Given request: Copy out each line containing "REMOVAL" from the entries below.
-- start --
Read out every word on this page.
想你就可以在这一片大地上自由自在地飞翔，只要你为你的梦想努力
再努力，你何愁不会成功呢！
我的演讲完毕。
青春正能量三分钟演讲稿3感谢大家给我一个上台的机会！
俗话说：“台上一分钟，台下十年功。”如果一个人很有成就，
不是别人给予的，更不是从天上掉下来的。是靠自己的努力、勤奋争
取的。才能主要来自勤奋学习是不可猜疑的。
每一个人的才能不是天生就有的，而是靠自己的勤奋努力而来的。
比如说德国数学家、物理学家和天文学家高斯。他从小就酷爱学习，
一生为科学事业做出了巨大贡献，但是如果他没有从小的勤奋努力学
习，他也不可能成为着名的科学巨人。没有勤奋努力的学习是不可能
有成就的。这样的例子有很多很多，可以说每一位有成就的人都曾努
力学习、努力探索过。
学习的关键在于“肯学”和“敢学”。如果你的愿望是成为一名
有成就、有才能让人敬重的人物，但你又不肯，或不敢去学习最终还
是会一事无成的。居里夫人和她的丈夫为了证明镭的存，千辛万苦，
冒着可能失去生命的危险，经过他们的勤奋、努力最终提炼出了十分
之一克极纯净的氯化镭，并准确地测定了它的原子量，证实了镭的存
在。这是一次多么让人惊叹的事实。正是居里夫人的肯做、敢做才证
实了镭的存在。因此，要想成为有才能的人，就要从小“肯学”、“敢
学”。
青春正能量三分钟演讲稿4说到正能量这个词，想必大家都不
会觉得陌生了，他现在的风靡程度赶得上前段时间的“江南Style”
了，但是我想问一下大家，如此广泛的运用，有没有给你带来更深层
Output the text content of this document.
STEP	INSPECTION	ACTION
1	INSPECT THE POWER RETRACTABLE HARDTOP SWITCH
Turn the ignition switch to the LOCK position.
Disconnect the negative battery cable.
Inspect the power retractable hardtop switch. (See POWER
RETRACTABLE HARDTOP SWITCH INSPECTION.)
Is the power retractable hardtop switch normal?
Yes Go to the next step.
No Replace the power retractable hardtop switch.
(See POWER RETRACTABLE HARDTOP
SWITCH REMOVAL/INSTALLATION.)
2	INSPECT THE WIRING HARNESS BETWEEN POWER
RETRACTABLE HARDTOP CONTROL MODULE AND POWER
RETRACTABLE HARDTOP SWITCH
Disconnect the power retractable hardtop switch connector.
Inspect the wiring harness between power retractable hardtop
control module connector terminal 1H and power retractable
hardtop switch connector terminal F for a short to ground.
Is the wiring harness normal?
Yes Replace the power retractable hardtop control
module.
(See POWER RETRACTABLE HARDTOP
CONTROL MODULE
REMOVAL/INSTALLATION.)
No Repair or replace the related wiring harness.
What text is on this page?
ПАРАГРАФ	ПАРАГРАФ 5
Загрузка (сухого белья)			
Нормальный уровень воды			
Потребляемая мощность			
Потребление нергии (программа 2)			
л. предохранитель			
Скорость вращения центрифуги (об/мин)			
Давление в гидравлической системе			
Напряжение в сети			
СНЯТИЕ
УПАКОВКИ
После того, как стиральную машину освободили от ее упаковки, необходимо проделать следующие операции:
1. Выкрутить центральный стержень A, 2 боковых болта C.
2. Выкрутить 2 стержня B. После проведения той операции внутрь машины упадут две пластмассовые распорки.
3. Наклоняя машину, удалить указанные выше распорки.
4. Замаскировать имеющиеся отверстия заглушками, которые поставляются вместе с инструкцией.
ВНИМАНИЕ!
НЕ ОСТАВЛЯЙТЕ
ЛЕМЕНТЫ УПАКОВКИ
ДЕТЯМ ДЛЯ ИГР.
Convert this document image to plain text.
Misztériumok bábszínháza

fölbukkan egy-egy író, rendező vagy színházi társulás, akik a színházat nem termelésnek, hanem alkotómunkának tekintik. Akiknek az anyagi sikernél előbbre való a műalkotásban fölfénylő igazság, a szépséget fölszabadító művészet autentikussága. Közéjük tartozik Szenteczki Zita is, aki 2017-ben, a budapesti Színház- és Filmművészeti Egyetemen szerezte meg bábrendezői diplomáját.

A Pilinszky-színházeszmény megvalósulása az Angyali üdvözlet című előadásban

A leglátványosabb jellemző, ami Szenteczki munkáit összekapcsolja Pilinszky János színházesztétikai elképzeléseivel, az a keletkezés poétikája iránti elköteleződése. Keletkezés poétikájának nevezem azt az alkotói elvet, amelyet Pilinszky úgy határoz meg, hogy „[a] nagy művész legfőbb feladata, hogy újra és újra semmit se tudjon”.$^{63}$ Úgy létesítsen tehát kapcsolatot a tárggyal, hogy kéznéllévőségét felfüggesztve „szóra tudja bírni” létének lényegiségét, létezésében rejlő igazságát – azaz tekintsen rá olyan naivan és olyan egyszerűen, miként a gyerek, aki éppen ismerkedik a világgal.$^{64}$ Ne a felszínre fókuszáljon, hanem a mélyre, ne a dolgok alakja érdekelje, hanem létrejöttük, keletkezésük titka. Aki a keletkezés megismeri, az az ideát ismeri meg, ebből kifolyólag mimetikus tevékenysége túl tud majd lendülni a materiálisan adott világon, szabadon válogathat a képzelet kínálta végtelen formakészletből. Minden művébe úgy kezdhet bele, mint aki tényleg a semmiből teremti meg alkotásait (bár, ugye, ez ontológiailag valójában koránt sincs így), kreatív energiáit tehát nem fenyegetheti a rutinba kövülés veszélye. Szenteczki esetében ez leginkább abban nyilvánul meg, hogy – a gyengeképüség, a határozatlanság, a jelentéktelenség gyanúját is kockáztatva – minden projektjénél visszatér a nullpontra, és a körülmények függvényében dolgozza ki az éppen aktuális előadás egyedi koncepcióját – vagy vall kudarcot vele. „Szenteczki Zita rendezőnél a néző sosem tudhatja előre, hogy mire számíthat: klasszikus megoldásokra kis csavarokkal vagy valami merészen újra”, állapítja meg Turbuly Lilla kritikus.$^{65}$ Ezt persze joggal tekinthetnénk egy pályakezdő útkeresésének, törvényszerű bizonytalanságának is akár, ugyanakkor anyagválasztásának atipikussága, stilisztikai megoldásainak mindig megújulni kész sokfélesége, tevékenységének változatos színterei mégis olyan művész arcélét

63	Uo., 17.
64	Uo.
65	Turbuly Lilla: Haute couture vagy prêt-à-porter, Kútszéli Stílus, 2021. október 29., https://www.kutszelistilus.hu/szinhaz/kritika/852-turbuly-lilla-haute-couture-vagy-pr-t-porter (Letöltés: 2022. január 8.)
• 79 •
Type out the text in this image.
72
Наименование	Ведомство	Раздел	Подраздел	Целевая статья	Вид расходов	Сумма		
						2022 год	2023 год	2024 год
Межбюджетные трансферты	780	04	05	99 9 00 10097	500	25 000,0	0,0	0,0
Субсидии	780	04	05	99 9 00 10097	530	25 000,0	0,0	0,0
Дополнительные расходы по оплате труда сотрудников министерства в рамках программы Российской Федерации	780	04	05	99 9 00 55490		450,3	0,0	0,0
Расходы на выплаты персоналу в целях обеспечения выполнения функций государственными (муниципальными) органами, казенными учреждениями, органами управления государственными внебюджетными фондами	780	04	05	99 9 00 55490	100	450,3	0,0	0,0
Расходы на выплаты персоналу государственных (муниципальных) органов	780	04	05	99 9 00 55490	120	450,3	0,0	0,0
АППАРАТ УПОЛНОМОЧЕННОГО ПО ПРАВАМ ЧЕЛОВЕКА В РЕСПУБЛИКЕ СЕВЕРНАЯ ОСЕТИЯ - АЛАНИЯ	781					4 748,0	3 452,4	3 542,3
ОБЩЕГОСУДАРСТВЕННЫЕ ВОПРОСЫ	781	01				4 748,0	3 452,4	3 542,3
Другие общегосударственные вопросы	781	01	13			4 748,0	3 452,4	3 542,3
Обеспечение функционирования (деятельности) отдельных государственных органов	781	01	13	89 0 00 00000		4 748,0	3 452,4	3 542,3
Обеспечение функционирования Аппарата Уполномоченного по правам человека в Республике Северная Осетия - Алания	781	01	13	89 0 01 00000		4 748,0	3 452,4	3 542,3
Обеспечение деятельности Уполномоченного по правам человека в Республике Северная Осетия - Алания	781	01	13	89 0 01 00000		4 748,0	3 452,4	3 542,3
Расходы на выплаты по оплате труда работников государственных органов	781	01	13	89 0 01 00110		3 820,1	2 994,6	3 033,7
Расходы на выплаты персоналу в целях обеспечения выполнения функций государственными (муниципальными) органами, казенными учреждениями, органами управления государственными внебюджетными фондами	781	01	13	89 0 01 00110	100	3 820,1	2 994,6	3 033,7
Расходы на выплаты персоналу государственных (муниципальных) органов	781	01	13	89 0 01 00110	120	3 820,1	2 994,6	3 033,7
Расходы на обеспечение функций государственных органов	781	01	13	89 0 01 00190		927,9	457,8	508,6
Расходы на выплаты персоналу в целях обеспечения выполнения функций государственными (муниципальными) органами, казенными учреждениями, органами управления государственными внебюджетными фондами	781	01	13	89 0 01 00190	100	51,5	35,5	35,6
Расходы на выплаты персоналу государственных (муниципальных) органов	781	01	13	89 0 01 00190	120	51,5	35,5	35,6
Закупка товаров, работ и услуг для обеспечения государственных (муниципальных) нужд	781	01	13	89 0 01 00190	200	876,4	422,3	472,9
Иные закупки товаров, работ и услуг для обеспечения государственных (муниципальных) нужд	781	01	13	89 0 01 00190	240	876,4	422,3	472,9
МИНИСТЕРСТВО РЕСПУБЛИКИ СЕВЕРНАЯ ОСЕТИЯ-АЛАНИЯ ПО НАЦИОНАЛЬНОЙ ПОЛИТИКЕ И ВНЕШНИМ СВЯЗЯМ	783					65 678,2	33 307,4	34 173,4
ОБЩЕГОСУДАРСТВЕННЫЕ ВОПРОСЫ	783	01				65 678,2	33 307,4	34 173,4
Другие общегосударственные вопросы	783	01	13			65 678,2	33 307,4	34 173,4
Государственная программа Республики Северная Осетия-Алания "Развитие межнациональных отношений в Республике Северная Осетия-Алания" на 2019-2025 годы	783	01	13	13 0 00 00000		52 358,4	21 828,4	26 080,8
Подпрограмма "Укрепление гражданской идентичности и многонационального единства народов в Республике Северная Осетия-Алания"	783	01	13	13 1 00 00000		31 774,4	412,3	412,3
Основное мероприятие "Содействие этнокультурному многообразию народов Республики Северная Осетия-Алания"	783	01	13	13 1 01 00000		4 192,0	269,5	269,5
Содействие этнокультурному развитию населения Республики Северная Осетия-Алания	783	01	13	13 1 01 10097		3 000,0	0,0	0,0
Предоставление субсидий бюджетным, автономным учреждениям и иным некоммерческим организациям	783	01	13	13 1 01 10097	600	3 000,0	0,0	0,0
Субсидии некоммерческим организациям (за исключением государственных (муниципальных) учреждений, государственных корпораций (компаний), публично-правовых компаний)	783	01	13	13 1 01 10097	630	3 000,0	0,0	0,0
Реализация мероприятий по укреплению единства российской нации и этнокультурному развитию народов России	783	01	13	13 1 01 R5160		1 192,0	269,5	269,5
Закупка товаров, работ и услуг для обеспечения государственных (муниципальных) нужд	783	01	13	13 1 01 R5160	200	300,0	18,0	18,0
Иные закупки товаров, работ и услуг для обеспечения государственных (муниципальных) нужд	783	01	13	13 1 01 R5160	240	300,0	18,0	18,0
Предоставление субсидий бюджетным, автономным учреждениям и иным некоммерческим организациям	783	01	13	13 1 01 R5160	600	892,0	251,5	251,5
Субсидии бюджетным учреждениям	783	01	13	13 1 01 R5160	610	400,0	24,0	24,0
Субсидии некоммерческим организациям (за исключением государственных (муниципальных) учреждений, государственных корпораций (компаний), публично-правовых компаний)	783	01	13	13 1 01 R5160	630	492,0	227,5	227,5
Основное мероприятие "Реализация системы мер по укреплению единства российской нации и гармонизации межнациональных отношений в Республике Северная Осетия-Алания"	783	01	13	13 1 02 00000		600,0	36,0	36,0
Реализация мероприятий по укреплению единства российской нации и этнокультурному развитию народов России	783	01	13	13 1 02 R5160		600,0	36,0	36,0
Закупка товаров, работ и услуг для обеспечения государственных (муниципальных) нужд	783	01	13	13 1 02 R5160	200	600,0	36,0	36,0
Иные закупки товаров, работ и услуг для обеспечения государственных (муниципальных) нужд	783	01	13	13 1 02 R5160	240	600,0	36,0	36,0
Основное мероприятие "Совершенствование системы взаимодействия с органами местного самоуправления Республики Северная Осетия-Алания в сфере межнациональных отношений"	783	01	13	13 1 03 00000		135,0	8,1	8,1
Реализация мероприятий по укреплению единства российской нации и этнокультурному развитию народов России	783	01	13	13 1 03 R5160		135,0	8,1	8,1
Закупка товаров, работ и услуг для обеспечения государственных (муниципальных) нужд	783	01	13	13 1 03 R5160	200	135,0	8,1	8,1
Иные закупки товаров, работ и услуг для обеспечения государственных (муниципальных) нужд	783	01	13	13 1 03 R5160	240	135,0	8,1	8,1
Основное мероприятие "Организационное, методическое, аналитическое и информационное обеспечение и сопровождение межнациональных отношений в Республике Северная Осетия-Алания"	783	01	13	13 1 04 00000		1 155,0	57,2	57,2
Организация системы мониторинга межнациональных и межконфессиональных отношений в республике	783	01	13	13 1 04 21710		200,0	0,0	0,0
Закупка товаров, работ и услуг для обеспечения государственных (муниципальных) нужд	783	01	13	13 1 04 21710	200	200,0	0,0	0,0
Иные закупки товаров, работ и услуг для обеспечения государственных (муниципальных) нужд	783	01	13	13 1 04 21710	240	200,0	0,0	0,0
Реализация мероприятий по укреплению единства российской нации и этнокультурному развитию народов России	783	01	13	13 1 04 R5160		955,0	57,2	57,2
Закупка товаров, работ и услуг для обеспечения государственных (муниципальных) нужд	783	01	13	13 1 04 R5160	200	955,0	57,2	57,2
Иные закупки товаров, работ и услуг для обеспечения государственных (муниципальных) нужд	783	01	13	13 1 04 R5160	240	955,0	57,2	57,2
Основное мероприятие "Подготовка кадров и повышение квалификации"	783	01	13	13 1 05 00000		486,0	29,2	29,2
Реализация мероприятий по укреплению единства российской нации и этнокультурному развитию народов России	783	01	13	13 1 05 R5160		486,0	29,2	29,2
-- end --
The answer:
SWITCH REMOVAL/INSTALLATION.)
REMOVAL/INSTALLATION.)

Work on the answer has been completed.